**WRITTEN REQUEST**. Pictures stay out of the copy; output exactly the lines from the one containing "Transcribe the text in this document." through the end of the material.

**Data entries**.
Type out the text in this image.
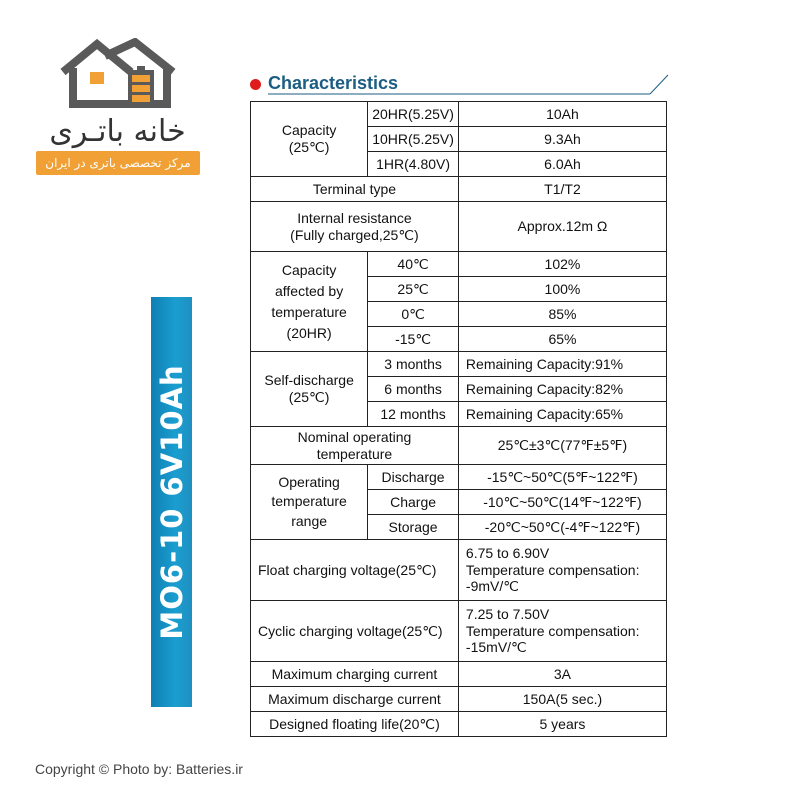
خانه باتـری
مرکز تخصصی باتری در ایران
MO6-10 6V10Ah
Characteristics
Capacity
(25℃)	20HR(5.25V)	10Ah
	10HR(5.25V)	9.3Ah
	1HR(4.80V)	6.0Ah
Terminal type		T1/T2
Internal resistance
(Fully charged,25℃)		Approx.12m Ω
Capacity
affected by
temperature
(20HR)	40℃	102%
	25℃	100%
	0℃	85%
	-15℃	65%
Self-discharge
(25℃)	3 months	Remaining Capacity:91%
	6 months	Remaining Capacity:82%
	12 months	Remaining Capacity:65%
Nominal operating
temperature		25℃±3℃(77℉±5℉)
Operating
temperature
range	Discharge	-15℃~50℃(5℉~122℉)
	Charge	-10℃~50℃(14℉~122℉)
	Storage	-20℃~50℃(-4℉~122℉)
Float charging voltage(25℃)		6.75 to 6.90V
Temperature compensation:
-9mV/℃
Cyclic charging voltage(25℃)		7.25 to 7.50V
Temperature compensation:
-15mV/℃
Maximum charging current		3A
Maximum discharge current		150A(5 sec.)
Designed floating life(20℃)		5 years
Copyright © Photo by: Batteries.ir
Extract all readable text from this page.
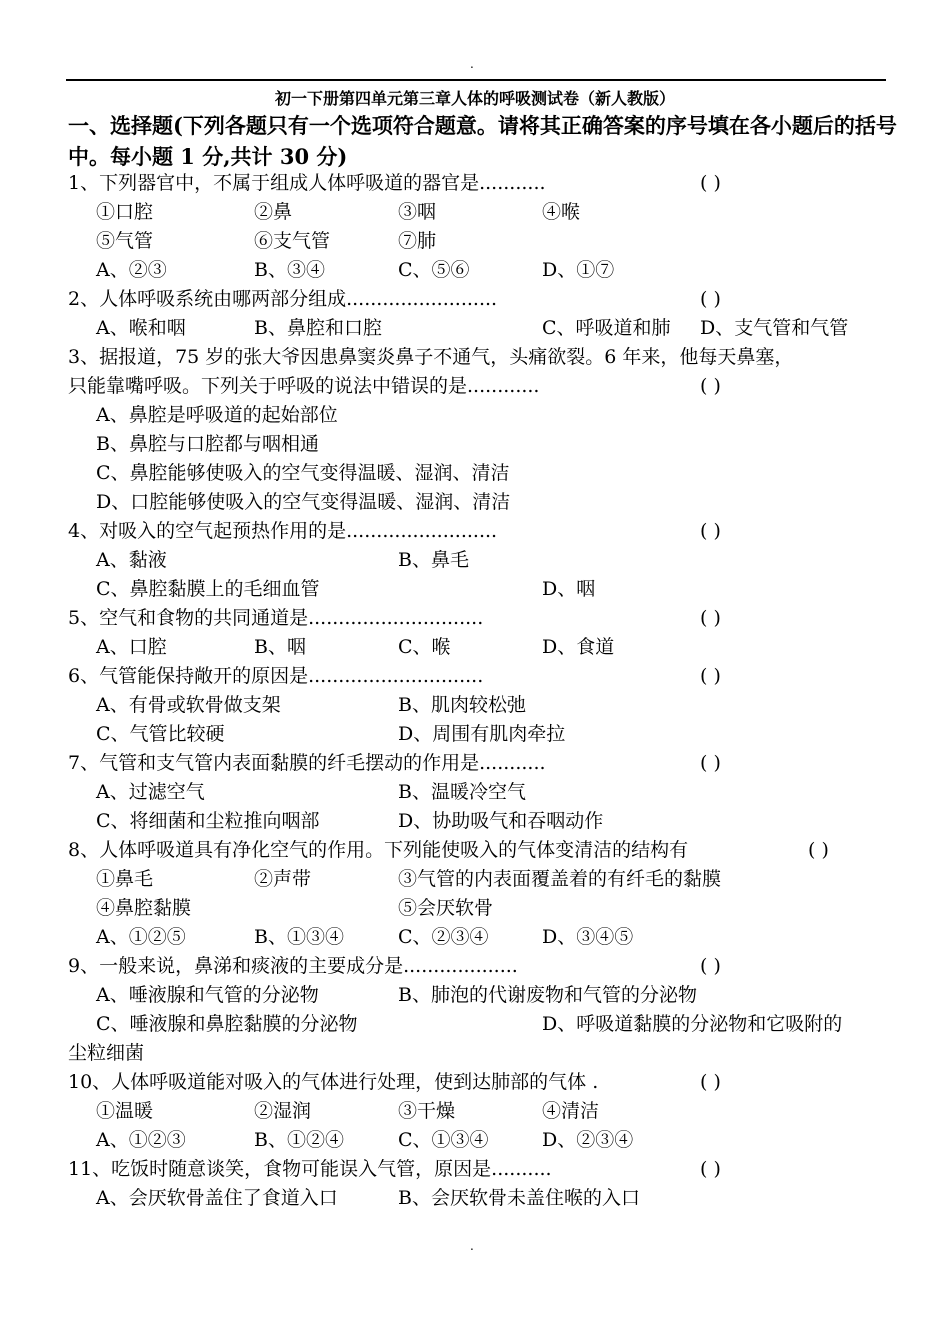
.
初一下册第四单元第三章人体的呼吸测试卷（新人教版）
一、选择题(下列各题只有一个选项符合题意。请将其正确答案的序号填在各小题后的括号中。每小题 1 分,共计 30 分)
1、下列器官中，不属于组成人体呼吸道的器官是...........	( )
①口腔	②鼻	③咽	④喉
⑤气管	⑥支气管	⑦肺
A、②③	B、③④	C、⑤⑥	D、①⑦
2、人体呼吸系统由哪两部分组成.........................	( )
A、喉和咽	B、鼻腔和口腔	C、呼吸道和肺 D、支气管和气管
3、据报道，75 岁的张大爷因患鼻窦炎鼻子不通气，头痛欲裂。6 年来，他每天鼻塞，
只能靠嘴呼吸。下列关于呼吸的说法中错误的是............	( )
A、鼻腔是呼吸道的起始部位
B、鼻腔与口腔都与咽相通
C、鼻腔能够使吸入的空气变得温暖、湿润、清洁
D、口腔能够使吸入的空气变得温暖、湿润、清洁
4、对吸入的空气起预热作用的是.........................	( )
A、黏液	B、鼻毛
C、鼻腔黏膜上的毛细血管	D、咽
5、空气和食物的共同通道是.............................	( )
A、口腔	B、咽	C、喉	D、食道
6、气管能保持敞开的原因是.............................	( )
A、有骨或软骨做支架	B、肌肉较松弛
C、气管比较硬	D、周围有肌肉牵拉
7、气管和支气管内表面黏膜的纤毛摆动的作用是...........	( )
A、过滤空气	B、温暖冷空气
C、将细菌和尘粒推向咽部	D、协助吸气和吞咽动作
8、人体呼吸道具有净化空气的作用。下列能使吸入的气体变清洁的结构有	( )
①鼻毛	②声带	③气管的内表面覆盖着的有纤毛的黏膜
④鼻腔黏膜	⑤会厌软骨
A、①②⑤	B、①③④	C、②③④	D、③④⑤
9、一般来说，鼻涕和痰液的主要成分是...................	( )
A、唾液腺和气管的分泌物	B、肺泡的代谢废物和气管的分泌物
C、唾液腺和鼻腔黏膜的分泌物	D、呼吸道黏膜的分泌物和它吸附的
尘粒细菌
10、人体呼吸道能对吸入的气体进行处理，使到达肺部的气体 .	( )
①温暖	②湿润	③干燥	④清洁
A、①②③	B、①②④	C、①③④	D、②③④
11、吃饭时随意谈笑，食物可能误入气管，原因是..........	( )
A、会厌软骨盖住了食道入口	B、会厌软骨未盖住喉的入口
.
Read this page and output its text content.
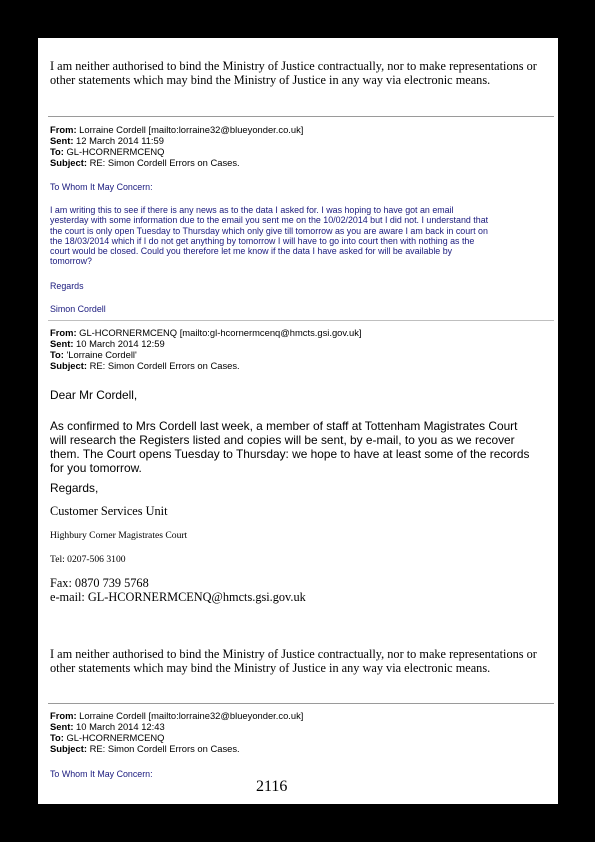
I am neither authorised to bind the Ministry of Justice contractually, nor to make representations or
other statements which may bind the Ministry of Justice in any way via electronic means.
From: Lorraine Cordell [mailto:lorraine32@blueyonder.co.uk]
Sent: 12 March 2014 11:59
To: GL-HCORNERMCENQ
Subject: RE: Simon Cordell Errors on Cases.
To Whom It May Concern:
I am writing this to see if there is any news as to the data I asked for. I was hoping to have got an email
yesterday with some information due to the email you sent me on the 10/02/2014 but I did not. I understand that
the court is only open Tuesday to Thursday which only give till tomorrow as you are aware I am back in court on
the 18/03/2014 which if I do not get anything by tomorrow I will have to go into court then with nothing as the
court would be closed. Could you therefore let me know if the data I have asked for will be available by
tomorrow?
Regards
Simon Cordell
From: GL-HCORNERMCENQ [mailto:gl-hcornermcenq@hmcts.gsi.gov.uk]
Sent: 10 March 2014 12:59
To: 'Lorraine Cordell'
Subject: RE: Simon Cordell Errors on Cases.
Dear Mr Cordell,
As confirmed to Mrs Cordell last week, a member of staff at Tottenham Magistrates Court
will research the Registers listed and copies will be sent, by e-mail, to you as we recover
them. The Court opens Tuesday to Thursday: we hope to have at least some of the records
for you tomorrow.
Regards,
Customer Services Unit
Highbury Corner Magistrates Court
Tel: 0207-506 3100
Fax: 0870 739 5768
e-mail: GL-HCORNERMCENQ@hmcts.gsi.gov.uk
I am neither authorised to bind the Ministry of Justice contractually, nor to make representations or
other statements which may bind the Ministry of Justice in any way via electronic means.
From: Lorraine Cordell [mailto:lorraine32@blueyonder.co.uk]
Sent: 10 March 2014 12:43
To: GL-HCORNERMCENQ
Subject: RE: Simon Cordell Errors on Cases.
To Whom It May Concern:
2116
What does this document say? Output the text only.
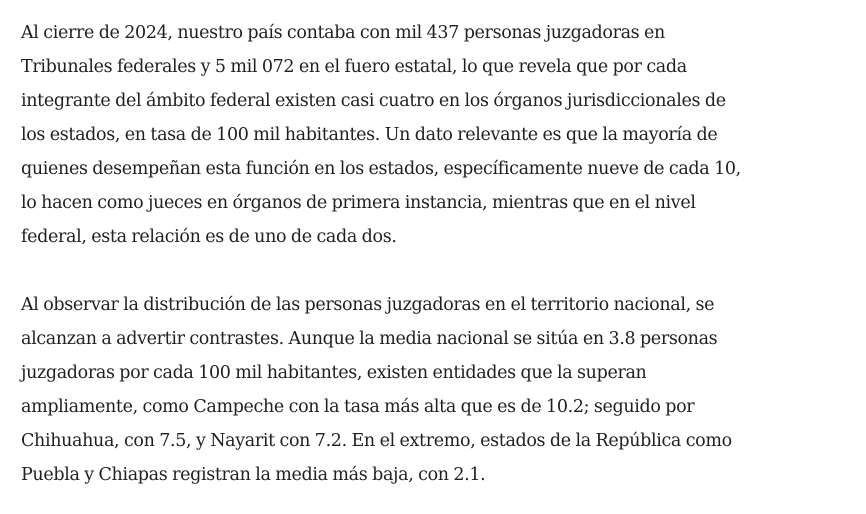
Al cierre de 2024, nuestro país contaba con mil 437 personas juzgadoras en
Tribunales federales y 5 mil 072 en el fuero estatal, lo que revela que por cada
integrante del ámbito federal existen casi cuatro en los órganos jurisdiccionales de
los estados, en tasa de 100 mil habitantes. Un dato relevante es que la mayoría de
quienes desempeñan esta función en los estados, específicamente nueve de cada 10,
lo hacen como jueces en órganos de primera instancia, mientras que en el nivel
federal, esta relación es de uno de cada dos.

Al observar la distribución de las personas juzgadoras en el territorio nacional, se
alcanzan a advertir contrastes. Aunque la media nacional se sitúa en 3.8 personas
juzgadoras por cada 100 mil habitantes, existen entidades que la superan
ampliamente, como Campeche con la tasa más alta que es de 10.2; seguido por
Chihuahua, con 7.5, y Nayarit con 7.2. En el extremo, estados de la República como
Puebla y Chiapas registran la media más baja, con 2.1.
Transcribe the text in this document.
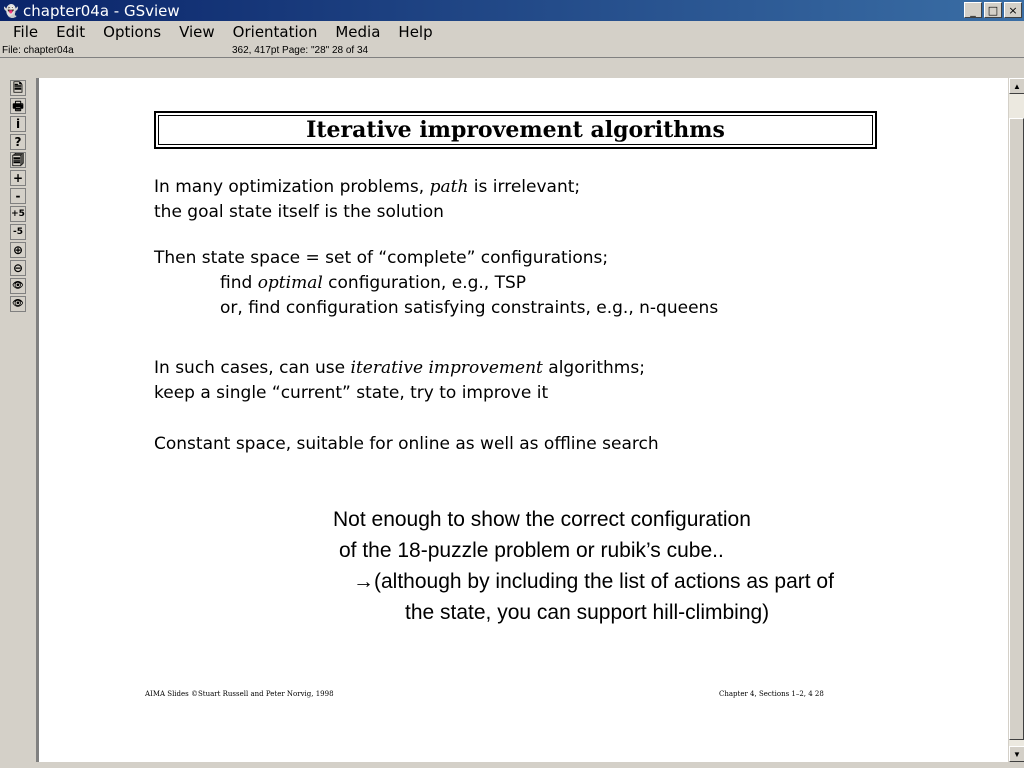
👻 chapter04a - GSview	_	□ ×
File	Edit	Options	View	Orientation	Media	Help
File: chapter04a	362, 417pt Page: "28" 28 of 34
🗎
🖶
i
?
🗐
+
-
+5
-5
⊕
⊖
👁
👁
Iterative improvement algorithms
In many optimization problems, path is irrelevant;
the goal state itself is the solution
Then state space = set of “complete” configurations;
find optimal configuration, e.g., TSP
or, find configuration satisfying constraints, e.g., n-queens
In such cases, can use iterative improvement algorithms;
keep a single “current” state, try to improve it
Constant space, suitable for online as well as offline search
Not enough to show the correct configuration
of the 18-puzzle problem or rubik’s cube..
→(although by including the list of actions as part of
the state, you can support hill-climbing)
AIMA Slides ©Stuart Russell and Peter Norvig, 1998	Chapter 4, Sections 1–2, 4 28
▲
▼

**EXERCISE ANSWER**.
Transcribe the text in this document.
👻 chapter04a - GSview	_	□ ×
File	Edit	Options	View	Orientation	Media	Help
File: chapter04a	362, 417pt Page: "28" 28 of 34
🗎
🖶
i
?
🗐
+
-
+5
-5
⊕
⊖
👁
👁
Iterative improvement algorithms
In many optimization problems, path is irrelevant;
the goal state itself is the solution
Then state space = set of “complete” configurations;
find optimal configuration, e.g., TSP
or, find configuration satisfying constraints, e.g., n-queens
In such cases, can use iterative improvement algorithms;
keep a single “current” state, try to improve it
Constant space, suitable for online as well as offline search
Not enough to show the correct configuration
of the 18-puzzle problem or rubik’s cube..
→(although by including the list of actions as part of
the state, you can support hill-climbing)
AIMA Slides ©Stuart Russell and Peter Norvig, 1998	Chapter 4, Sections 1–2, 4 28
▲
▼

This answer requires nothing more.